Wherever a line holds the word "arrow", copy that line out.
**********
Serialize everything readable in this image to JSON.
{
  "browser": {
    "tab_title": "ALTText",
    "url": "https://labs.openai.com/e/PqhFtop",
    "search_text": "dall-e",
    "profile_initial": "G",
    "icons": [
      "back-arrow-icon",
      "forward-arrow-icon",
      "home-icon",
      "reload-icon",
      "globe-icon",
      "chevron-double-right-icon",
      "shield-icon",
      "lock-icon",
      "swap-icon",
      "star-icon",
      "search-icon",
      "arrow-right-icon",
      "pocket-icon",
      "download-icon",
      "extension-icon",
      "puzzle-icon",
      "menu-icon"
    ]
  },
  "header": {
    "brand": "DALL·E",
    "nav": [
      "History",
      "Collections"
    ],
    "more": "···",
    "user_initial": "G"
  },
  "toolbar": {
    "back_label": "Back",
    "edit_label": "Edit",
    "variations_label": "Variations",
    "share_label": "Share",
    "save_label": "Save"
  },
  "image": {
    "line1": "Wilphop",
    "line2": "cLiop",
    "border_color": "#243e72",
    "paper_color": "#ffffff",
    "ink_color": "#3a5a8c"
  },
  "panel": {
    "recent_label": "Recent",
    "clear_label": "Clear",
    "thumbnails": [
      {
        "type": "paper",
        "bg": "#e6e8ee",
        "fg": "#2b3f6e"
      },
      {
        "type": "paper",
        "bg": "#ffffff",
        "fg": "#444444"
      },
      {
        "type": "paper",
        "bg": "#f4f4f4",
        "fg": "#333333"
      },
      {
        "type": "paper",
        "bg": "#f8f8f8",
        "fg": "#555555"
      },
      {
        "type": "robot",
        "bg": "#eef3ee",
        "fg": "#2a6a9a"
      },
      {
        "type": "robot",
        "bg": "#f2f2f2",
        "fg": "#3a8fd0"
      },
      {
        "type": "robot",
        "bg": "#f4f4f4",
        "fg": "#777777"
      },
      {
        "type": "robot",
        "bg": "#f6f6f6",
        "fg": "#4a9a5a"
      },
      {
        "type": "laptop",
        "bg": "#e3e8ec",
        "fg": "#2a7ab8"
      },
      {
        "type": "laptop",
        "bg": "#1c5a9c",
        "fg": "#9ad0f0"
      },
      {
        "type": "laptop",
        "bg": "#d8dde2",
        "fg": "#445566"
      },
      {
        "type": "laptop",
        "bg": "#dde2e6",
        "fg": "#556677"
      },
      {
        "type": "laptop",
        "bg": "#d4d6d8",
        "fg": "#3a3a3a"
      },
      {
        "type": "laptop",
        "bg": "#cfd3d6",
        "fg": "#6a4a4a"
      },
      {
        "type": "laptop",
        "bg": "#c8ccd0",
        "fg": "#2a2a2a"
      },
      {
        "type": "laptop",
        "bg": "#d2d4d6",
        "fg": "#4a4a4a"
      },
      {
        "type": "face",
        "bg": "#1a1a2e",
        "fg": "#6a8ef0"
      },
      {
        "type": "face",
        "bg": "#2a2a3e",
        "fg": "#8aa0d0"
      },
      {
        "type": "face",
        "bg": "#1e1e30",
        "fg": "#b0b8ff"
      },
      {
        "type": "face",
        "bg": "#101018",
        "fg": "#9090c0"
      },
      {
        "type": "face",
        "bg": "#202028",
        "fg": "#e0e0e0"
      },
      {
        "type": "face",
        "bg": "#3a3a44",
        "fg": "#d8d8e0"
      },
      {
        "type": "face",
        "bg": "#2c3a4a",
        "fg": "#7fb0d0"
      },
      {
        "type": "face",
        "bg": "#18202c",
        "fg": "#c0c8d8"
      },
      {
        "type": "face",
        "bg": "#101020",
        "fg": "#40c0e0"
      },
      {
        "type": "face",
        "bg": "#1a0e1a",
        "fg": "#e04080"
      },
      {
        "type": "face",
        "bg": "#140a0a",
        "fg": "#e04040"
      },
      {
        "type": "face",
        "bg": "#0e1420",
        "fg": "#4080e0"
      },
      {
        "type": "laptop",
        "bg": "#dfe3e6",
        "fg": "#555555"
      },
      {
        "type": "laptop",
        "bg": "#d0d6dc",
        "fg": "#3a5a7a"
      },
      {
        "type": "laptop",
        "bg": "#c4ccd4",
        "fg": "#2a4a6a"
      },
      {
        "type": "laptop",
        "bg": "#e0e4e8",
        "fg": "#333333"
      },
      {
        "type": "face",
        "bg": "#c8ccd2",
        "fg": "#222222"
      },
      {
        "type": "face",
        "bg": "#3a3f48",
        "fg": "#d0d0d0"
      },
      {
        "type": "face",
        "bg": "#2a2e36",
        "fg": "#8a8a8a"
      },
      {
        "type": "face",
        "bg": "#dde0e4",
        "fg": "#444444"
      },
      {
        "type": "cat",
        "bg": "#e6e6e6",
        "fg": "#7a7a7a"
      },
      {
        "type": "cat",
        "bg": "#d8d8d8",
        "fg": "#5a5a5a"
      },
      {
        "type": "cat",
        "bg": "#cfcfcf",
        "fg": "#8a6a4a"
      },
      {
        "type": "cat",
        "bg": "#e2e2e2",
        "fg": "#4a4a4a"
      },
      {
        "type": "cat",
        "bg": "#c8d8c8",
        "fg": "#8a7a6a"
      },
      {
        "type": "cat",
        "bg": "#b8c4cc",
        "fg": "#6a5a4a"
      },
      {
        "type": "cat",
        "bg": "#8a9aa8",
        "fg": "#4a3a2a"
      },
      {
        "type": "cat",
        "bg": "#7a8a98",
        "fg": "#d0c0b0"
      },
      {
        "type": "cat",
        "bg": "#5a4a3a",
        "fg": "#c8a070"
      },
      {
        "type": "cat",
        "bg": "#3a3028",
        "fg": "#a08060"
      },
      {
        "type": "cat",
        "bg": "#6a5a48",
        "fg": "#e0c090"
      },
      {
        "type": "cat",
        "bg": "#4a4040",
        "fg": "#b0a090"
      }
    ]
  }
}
**********
* **Answer**
      "back-arrow-icon",
      "forward-arrow-icon",
      "arrow-right-icon",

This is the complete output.